**Work instructions**
Exactly reproduce the lines that follow.

**Supplied data**
⁂

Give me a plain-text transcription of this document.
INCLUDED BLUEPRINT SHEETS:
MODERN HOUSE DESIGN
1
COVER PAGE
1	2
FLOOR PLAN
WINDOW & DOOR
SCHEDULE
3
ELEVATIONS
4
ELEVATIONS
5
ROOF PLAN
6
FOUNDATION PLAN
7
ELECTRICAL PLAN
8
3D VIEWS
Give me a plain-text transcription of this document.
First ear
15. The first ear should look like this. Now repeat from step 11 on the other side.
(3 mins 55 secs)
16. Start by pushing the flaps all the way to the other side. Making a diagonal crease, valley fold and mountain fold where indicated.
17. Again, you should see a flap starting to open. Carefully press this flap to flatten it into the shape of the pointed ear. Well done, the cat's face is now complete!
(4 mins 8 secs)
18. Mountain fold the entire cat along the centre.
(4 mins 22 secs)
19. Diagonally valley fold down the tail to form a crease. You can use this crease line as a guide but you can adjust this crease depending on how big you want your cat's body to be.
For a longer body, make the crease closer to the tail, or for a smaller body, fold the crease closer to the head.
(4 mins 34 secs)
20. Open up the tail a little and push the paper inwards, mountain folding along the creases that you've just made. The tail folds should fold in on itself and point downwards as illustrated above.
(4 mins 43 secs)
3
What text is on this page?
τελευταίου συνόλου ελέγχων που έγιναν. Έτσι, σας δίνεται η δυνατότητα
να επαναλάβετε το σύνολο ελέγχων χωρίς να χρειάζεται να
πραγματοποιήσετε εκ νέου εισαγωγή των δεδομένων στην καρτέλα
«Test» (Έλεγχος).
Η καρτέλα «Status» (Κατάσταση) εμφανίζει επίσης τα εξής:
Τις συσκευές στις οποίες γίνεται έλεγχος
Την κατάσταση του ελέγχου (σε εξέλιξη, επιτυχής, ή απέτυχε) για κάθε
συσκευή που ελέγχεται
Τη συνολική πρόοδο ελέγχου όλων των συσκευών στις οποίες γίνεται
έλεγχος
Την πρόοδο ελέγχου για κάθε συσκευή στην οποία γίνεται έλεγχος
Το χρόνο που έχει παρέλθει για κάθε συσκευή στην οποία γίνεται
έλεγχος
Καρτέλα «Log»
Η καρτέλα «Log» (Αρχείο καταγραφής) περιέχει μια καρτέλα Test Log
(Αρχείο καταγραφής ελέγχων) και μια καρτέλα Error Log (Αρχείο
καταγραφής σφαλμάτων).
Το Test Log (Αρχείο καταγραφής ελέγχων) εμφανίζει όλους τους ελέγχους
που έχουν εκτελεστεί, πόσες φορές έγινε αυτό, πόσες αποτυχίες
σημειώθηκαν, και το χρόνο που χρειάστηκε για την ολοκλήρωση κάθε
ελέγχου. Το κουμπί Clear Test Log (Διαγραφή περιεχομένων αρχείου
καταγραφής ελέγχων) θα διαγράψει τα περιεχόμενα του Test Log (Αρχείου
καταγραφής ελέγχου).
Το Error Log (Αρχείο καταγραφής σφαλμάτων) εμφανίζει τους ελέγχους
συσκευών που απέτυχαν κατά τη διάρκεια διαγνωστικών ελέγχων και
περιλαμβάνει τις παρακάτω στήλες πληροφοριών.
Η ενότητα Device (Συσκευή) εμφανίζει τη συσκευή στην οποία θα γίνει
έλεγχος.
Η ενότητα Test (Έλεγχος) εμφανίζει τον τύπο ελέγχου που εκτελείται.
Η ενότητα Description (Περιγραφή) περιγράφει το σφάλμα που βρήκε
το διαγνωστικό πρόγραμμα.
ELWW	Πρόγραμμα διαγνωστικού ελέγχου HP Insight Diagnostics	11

⁂

**Solution to the problem**
Give me a plain-text transcription of this document.
INCLUDED BLUEPRINT SHEETS:
MODERN HOUSE DESIGN
1
COVER PAGE
1	2
FLOOR PLAN
WINDOW & DOOR
SCHEDULE
3
ELEVATIONS
4
ELEVATIONS
5
ROOF PLAN
6
FOUNDATION PLAN
7
ELECTRICAL PLAN
8
3D VIEWS
Give me a plain-text transcription of this document.
First ear
15. The first ear should look like this. Now repeat from step 11 on the other side.
(3 mins 55 secs)
16. Start by pushing the flaps all the way to the other side. Making a diagonal crease, valley fold and mountain fold where indicated.
17. Again, you should see a flap starting to open. Carefully press this flap to flatten it into the shape of the pointed ear. Well done, the cat's face is now complete!
(4 mins 8 secs)
18. Mountain fold the entire cat along the centre.
(4 mins 22 secs)
19. Diagonally valley fold down the tail to form a crease. You can use this crease line as a guide but you can adjust this crease depending on how big you want your cat's body to be.
For a longer body, make the crease closer to the tail, or for a smaller body, fold the crease closer to the head.
(4 mins 34 secs)
20. Open up the tail a little and push the paper inwards, mountain folding along the creases that you've just made. The tail folds should fold in on itself and point downwards as illustrated above.
(4 mins 43 secs)
3
What text is on this page?
τελευταίου συνόλου ελέγχων που έγιναν. Έτσι, σας δίνεται η δυνατότητα
να επαναλάβετε το σύνολο ελέγχων χωρίς να χρειάζεται να
πραγματοποιήσετε εκ νέου εισαγωγή των δεδομένων στην καρτέλα
«Test» (Έλεγχος).
Η καρτέλα «Status» (Κατάσταση) εμφανίζει επίσης τα εξής:
Τις συσκευές στις οποίες γίνεται έλεγχος
Την κατάσταση του ελέγχου (σε εξέλιξη, επιτυχής, ή απέτυχε) για κάθε
συσκευή που ελέγχεται
Τη συνολική πρόοδο ελέγχου όλων των συσκευών στις οποίες γίνεται
έλεγχος
Την πρόοδο ελέγχου για κάθε συσκευή στην οποία γίνεται έλεγχος
Το χρόνο που έχει παρέλθει για κάθε συσκευή στην οποία γίνεται
έλεγχος
Καρτέλα «Log»
Η καρτέλα «Log» (Αρχείο καταγραφής) περιέχει μια καρτέλα Test Log
(Αρχείο καταγραφής ελέγχων) και μια καρτέλα Error Log (Αρχείο
καταγραφής σφαλμάτων).
Το Test Log (Αρχείο καταγραφής ελέγχων) εμφανίζει όλους τους ελέγχους
που έχουν εκτελεστεί, πόσες φορές έγινε αυτό, πόσες αποτυχίες
σημειώθηκαν, και το χρόνο που χρειάστηκε για την ολοκλήρωση κάθε
ελέγχου. Το κουμπί Clear Test Log (Διαγραφή περιεχομένων αρχείου
καταγραφής ελέγχων) θα διαγράψει τα περιεχόμενα του Test Log (Αρχείου
καταγραφής ελέγχου).
Το Error Log (Αρχείο καταγραφής σφαλμάτων) εμφανίζει τους ελέγχους
συσκευών που απέτυχαν κατά τη διάρκεια διαγνωστικών ελέγχων και
περιλαμβάνει τις παρακάτω στήλες πληροφοριών.
Η ενότητα Device (Συσκευή) εμφανίζει τη συσκευή στην οποία θα γίνει
έλεγχος.
Η ενότητα Test (Έλεγχος) εμφανίζει τον τύπο ελέγχου που εκτελείται.
Η ενότητα Description (Περιγραφή) περιγράφει το σφάλμα που βρήκε
το διαγνωστικό πρόγραμμα.
ELWW	Πρόγραμμα διαγνωστικού ελέγχου HP Insight Diagnostics	11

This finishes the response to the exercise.